- Direction -
Write the data out again exactly, dropping any images it holds.

─── Input rows

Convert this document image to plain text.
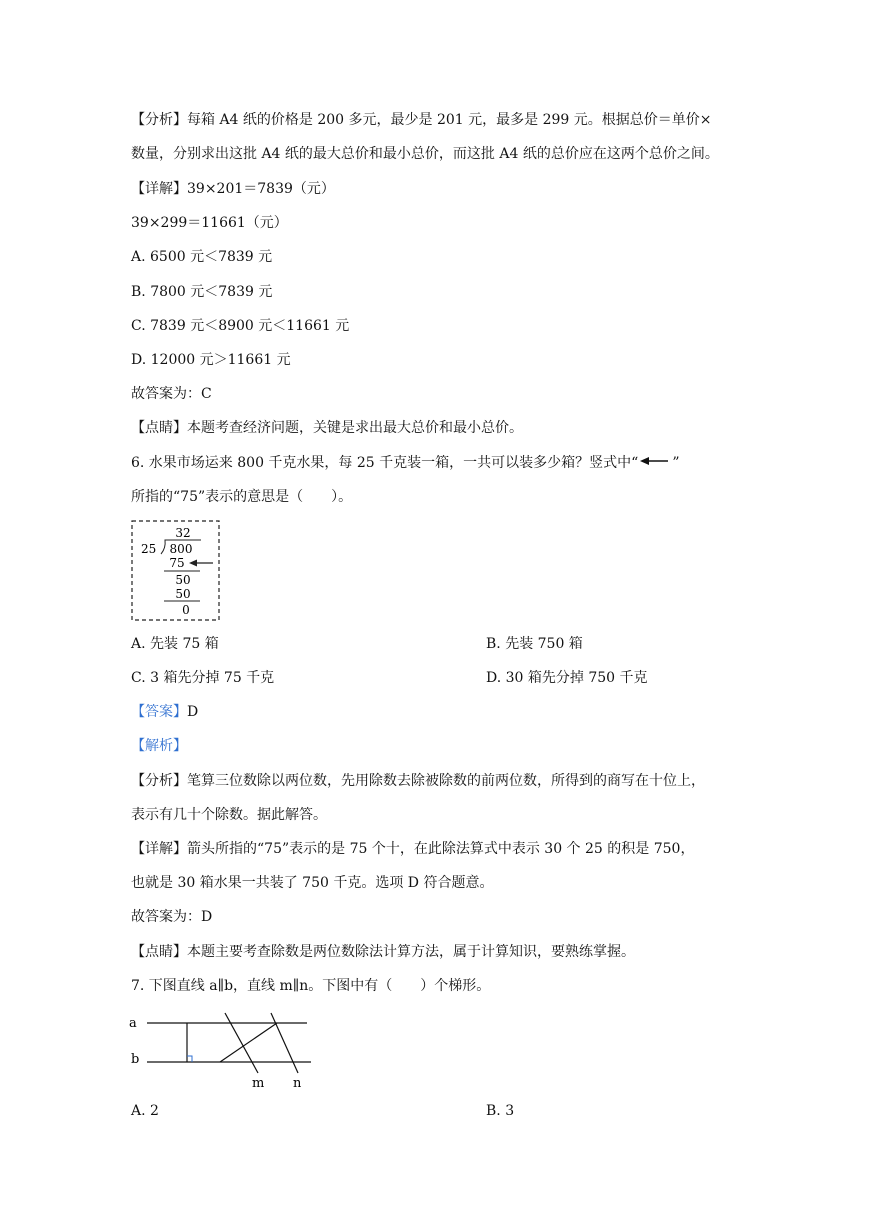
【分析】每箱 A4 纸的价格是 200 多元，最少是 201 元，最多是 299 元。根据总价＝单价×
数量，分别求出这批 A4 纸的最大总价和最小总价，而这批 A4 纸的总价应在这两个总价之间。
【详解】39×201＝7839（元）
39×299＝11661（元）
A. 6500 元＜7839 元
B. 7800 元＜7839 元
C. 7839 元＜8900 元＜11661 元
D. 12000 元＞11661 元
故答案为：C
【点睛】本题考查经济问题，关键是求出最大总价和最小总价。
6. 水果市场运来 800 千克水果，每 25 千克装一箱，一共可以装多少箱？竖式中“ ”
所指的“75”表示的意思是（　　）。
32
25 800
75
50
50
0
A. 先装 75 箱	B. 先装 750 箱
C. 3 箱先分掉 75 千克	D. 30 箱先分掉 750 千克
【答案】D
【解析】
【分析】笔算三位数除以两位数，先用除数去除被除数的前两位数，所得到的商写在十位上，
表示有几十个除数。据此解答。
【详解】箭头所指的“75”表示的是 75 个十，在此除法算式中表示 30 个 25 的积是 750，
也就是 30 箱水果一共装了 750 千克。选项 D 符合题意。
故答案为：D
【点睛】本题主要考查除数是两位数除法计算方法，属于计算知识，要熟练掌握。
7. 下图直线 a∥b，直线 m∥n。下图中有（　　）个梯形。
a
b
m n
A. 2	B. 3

──────

- Final result -
Convert this document image to plain text.
【分析】每箱 A4 纸的价格是 200 多元，最少是 201 元，最多是 299 元。根据总价＝单价×
数量，分别求出这批 A4 纸的最大总价和最小总价，而这批 A4 纸的总价应在这两个总价之间。
【详解】39×201＝7839（元）
39×299＝11661（元）
A. 6500 元＜7839 元
B. 7800 元＜7839 元
C. 7839 元＜8900 元＜11661 元
D. 12000 元＞11661 元
故答案为：C
【点睛】本题考查经济问题，关键是求出最大总价和最小总价。
6. 水果市场运来 800 千克水果，每 25 千克装一箱，一共可以装多少箱？竖式中“ ”
所指的“75”表示的意思是（　　）。
32
25 800
75
50
50
0
A. 先装 75 箱	B. 先装 750 箱
C. 3 箱先分掉 75 千克	D. 30 箱先分掉 750 千克
【答案】D
【解析】
【分析】笔算三位数除以两位数，先用除数去除被除数的前两位数，所得到的商写在十位上，
表示有几十个除数。据此解答。
【详解】箭头所指的“75”表示的是 75 个十，在此除法算式中表示 30 个 25 的积是 750，
也就是 30 箱水果一共装了 750 千克。选项 D 符合题意。
故答案为：D
【点睛】本题主要考查除数是两位数除法计算方法，属于计算知识，要熟练掌握。
7. 下图直线 a∥b，直线 m∥n。下图中有（　　）个梯形。
a
b
m n
A. 2	B. 3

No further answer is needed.